* Exercise brief *
Could you write out the records below exactly as they appear, leaving out any pictures?
---------- Dataset rows
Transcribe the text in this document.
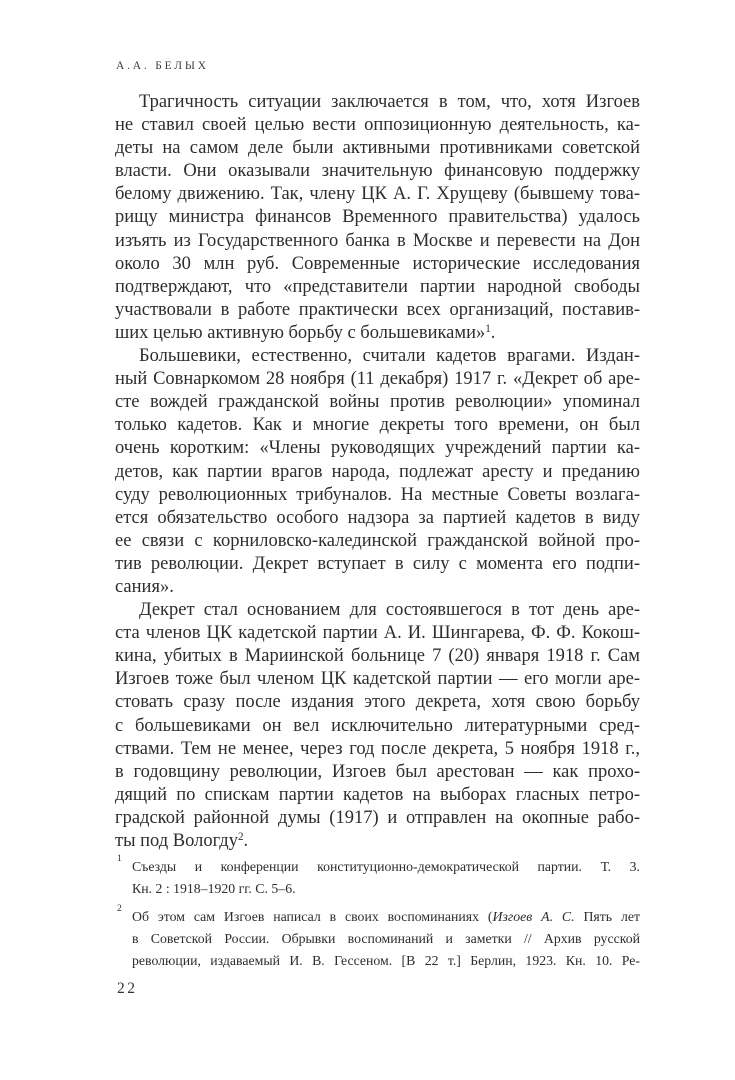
А.А. БЕЛЫХ
Трагичность ситуации заключается в том, что, хотя Изгоев
не ставил своей целью вести оппозиционную деятельность, ка-
деты на самом деле были активными противниками советской
власти. Они оказывали значительную финансовую поддержку
белому движению. Так, члену ЦК А. Г. Хрущеву (бывшему това-
рищу министра финансов Временного правительства) удалось
изъять из Государственного банка в Москве и перевести на Дон
около 30 млн руб. Современные исторические исследования
подтверждают, что «представители партии народной свободы
участвовали в работе практически всех организаций, поставив-
ших целью активную борьбу с большевиками»$^1$.
Большевики, естественно, считали кадетов врагами. Издан-
ный Совнаркомом 28 ноября (11 декабря) 1917 г. «Декрет об аре-
сте вождей гражданской войны против революции» упоминал
только кадетов. Как и многие декреты того времени, он был
очень коротким: «Члены руководящих учреждений партии ка-
детов, как партии врагов народа, подлежат аресту и преданию
суду революционных трибуналов. На местные Советы возлага-
ется обязательство особого надзора за партией кадетов в виду
ее связи с корниловско-калединской гражданской войной про-
тив революции. Декрет вступает в силу с момента его подпи-
сания».
Декрет стал основанием для состоявшегося в тот день аре-
ста членов ЦК кадетской партии А. И. Шингарева, Ф. Ф. Кокош-
кина, убитых в Мариинской больнице 7 (20) января 1918 г. Сам
Изгоев тоже был членом ЦК кадетской партии — его могли аре-
стовать сразу после издания этого декрета, хотя свою борьбу
с большевиками он вел исключительно литературными сред-
ствами. Тем не менее, через год после декрета, 5 ноября 1918 г.,
в годовщину революции, Изгоев был арестован — как прохо-
дящий по спискам партии кадетов на выборах гласных петро-
градской районной думы (1917) и отправлен на окопные рабо-
ты под Вологду$^2$.
1 Съезды и конференции конституционно-демократической партии. Т. 3.
Кн. 2 : 1918–1920 гг. С. 5–6.
2 Об этом сам Изгоев написал в своих воспоминаниях (Изгоев А. С. Пять лет
в Советской России. Обрывки воспоминаний и заметки // Архив русской
революции, издаваемый И. В. Гессеном. [В 22 т.] Берлин, 1923. Кн. 10. Ре-
22
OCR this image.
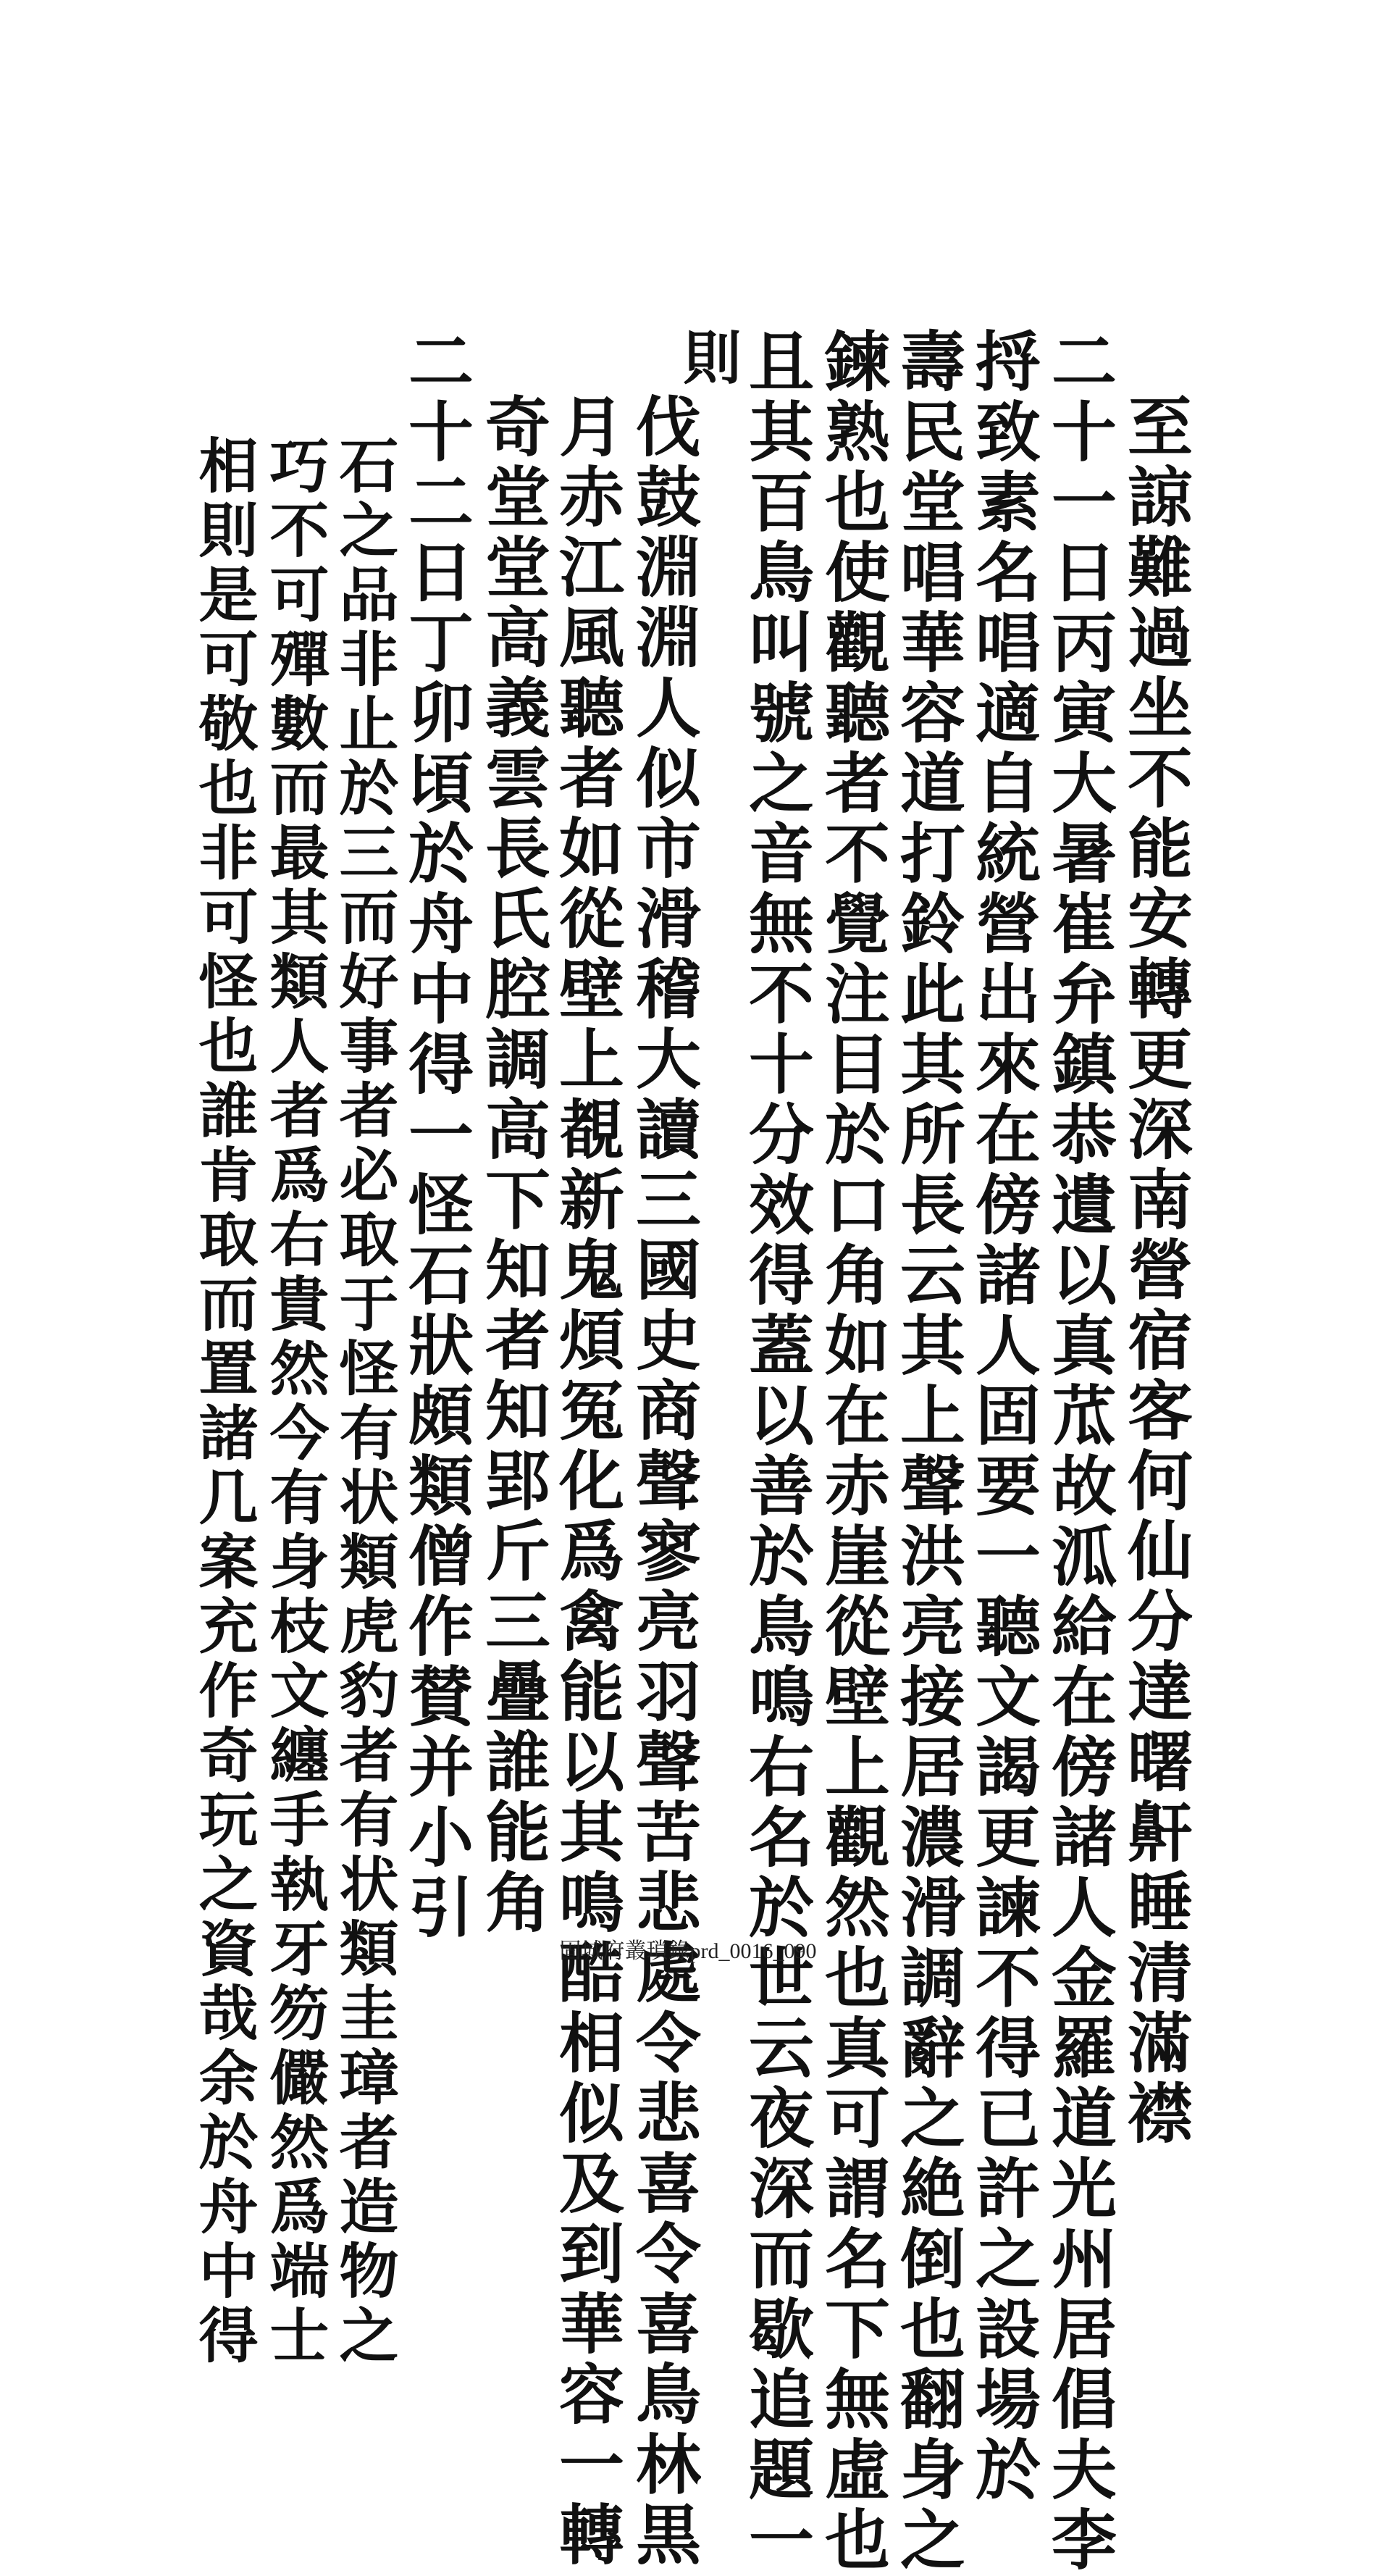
至諒難過坐不能安轉更深南營宿客何仙分達曙鼾睡清滿襟
二十一日丙寅大暑崔弁鎮恭遺以真苽故泒給在傍諸人金羅道光州居倡夫李
捋致素名唱適自統營出來在傍諸人固要一聽文謁更諫不得已許之設場於
壽民堂唱華容道打鈴此其所長云其上聲洪亮接居濃滑調辭之絶倒也翻身之
鍊熟也使觀聽者不覺注目於口角如在赤崖從壁上觀然也真可謂名下無虛也
且其百鳥叫號之音無不十分效得蓋以善於鳥鳴右名於世云夜深而歇追題一
則
伐鼓淵淵人似市滑稽大讀三國史商聲寥亮羽聲苦悲處令悲喜令喜鳥林黒
月赤江風聽者如從壁上覩新鬼煩冤化爲禽能以其鳴酷相似及到華容一轉
奇堂堂高義雲長氏腔調高下知者知郢斤三疊誰能角
二十二日丁卯頃於舟中得一怪石狀頗類僧作賛并小引
石之品非止於三而好事者必取于怪有状類虎豹者有状類圭璋者造物之
巧不可殫數而最其類人者爲右貴然今有身枝文纏手執牙笏儼然爲端士
相則是可敬也非可怪也誰肯取而置諸几案充作奇玩之資哉余於舟中得	固城府叢瑣錄prd_0016_090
--------------------
* The answer *
Transcribe the text in this document.
А.А. БЕЛЫХ
Трагичность ситуации заключается в том, что, хотя Изгоев
не ставил своей целью вести оппозиционную деятельность, ка-
деты на самом деле были активными противниками советской
власти. Они оказывали значительную финансовую поддержку
белому движению. Так, члену ЦК А. Г. Хрущеву (бывшему това-
рищу министра финансов Временного правительства) удалось
изъять из Государственного банка в Москве и перевести на Дон
около 30 млн руб. Современные исторические исследования
подтверждают, что «представители партии народной свободы
участвовали в работе практически всех организаций, поставив-
ших целью активную борьбу с большевиками»$^1$.
Большевики, естественно, считали кадетов врагами. Издан-
ный Совнаркомом 28 ноября (11 декабря) 1917 г. «Декрет об аре-
сте вождей гражданской войны против революции» упоминал
только кадетов. Как и многие декреты того времени, он был
очень коротким: «Члены руководящих учреждений партии ка-
детов, как партии врагов народа, подлежат аресту и преданию
суду революционных трибуналов. На местные Советы возлага-
ется обязательство особого надзора за партией кадетов в виду
ее связи с корниловско-калединской гражданской войной про-
тив революции. Декрет вступает в силу с момента его подпи-
сания».
Декрет стал основанием для состоявшегося в тот день аре-
ста членов ЦК кадетской партии А. И. Шингарева, Ф. Ф. Кокош-
кина, убитых в Мариинской больнице 7 (20) января 1918 г. Сам
Изгоев тоже был членом ЦК кадетской партии — его могли аре-
стовать сразу после издания этого декрета, хотя свою борьбу
с большевиками он вел исключительно литературными сред-
ствами. Тем не менее, через год после декрета, 5 ноября 1918 г.,
в годовщину революции, Изгоев был арестован — как прохо-
дящий по спискам партии кадетов на выборах гласных петро-
градской районной думы (1917) и отправлен на окопные рабо-
ты под Вологду$^2$.
1 Съезды и конференции конституционно-демократической партии. Т. 3.
Кн. 2 : 1918–1920 гг. С. 5–6.
2 Об этом сам Изгоев написал в своих воспоминаниях (Изгоев А. С. Пять лет
в Советской России. Обрывки воспоминаний и заметки // Архив русской
революции, издаваемый И. В. Гессеном. [В 22 т.] Берлин, 1923. Кн. 10. Ре-
22
OCR this image.
至諒難過坐不能安轉更深南營宿客何仙分達曙鼾睡清滿襟
二十一日丙寅大暑崔弁鎮恭遺以真苽故泒給在傍諸人金羅道光州居倡夫李
捋致素名唱適自統營出來在傍諸人固要一聽文謁更諫不得已許之設場於
壽民堂唱華容道打鈴此其所長云其上聲洪亮接居濃滑調辭之絶倒也翻身之
鍊熟也使觀聽者不覺注目於口角如在赤崖從壁上觀然也真可謂名下無虛也
且其百鳥叫號之音無不十分效得蓋以善於鳥鳴右名於世云夜深而歇追題一
則
伐鼓淵淵人似市滑稽大讀三國史商聲寥亮羽聲苦悲處令悲喜令喜鳥林黒
月赤江風聽者如從壁上覩新鬼煩冤化爲禽能以其鳴酷相似及到華容一轉
奇堂堂高義雲長氏腔調高下知者知郢斤三疊誰能角
二十二日丁卯頃於舟中得一怪石狀頗類僧作賛并小引
石之品非止於三而好事者必取于怪有状類虎豹者有状類圭璋者造物之
巧不可殫數而最其類人者爲右貴然今有身枝文纏手執牙笏儼然爲端士
相則是可敬也非可怪也誰肯取而置諸几案充作奇玩之資哉余於舟中得	固城府叢瑣錄prd_0016_090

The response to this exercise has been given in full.